Records from a data collection:

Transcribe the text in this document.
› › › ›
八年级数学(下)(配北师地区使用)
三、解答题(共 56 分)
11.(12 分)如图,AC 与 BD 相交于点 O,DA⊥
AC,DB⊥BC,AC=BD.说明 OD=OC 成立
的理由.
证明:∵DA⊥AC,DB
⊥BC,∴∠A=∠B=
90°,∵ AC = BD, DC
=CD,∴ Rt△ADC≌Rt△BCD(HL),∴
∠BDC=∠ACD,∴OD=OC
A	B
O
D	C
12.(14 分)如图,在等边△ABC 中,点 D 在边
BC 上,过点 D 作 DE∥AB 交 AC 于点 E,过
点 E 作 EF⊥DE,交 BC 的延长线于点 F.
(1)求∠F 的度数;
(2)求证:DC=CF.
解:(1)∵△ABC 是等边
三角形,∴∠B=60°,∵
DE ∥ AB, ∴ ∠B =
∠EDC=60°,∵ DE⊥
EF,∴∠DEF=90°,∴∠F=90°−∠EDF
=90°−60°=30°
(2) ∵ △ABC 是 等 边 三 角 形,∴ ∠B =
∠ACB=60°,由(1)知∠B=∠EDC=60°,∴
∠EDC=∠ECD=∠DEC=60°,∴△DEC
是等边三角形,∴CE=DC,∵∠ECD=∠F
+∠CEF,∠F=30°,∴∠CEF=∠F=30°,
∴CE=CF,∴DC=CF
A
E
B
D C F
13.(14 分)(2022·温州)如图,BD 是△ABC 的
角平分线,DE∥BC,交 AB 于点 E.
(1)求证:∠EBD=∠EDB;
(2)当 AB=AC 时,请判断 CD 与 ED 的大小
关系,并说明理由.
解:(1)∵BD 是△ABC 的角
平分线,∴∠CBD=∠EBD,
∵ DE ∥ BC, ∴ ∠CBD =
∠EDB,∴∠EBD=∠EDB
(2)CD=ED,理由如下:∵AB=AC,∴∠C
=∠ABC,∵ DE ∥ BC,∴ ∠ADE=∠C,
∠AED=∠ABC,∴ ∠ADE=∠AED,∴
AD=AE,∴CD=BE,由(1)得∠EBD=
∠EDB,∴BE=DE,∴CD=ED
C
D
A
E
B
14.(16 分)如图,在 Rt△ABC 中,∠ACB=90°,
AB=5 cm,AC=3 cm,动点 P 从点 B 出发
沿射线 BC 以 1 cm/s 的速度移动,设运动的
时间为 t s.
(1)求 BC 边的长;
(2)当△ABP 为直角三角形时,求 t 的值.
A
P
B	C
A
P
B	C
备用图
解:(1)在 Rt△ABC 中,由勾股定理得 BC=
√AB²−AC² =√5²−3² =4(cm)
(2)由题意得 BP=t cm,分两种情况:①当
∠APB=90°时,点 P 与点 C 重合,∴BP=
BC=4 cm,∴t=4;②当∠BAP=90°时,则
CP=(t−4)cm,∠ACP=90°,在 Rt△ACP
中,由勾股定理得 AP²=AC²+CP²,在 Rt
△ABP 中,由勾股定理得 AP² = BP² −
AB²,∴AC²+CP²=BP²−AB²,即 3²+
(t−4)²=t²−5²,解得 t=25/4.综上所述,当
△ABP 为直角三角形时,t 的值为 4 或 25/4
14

Task to complete: Reproduce the material in full, with no word added or dropped.

Exercise output:
Transcribe the text in this document.
› › › ›
八年级数学(下)(配北师地区使用)
三、解答题(共 56 分)
11.(12 分)如图,AC 与 BD 相交于点 O,DA⊥
AC,DB⊥BC,AC=BD.说明 OD=OC 成立
的理由.
证明:∵DA⊥AC,DB
⊥BC,∴∠A=∠B=
90°,∵ AC = BD, DC
=CD,∴ Rt△ADC≌Rt△BCD(HL),∴
∠BDC=∠ACD,∴OD=OC
A	B
O
D	C
12.(14 分)如图,在等边△ABC 中,点 D 在边
BC 上,过点 D 作 DE∥AB 交 AC 于点 E,过
点 E 作 EF⊥DE,交 BC 的延长线于点 F.
(1)求∠F 的度数;
(2)求证:DC=CF.
解:(1)∵△ABC 是等边
三角形,∴∠B=60°,∵
DE ∥ AB, ∴ ∠B =
∠EDC=60°,∵ DE⊥
EF,∴∠DEF=90°,∴∠F=90°−∠EDF
=90°−60°=30°
(2) ∵ △ABC 是 等 边 三 角 形,∴ ∠B =
∠ACB=60°,由(1)知∠B=∠EDC=60°,∴
∠EDC=∠ECD=∠DEC=60°,∴△DEC
是等边三角形,∴CE=DC,∵∠ECD=∠F
+∠CEF,∠F=30°,∴∠CEF=∠F=30°,
∴CE=CF,∴DC=CF
A
E
B
D C F
13.(14 分)(2022·温州)如图,BD 是△ABC 的
角平分线,DE∥BC,交 AB 于点 E.
(1)求证:∠EBD=∠EDB;
(2)当 AB=AC 时,请判断 CD 与 ED 的大小
关系,并说明理由.
解:(1)∵BD 是△ABC 的角
平分线,∴∠CBD=∠EBD,
∵ DE ∥ BC, ∴ ∠CBD =
∠EDB,∴∠EBD=∠EDB
(2)CD=ED,理由如下:∵AB=AC,∴∠C
=∠ABC,∵ DE ∥ BC,∴ ∠ADE=∠C,
∠AED=∠ABC,∴ ∠ADE=∠AED,∴
AD=AE,∴CD=BE,由(1)得∠EBD=
∠EDB,∴BE=DE,∴CD=ED
C
D
A
E
B
14.(16 分)如图,在 Rt△ABC 中,∠ACB=90°,
AB=5 cm,AC=3 cm,动点 P 从点 B 出发
沿射线 BC 以 1 cm/s 的速度移动,设运动的
时间为 t s.
(1)求 BC 边的长;
(2)当△ABP 为直角三角形时,求 t 的值.
A
P
B	C
A
P
B	C
备用图
解:(1)在 Rt△ABC 中,由勾股定理得 BC=
√AB²−AC² =√5²−3² =4(cm)
(2)由题意得 BP=t cm,分两种情况:①当
∠APB=90°时,点 P 与点 C 重合,∴BP=
BC=4 cm,∴t=4;②当∠BAP=90°时,则
CP=(t−4)cm,∠ACP=90°,在 Rt△ACP
中,由勾股定理得 AP²=AC²+CP²,在 Rt
△ABP 中,由勾股定理得 AP² = BP² −
AB²,∴AC²+CP²=BP²−AB²,即 3²+
(t−4)²=t²−5²,解得 t=25/4.综上所述,当
△ABP 为直角三角形时,t 的值为 4 或 25/4
14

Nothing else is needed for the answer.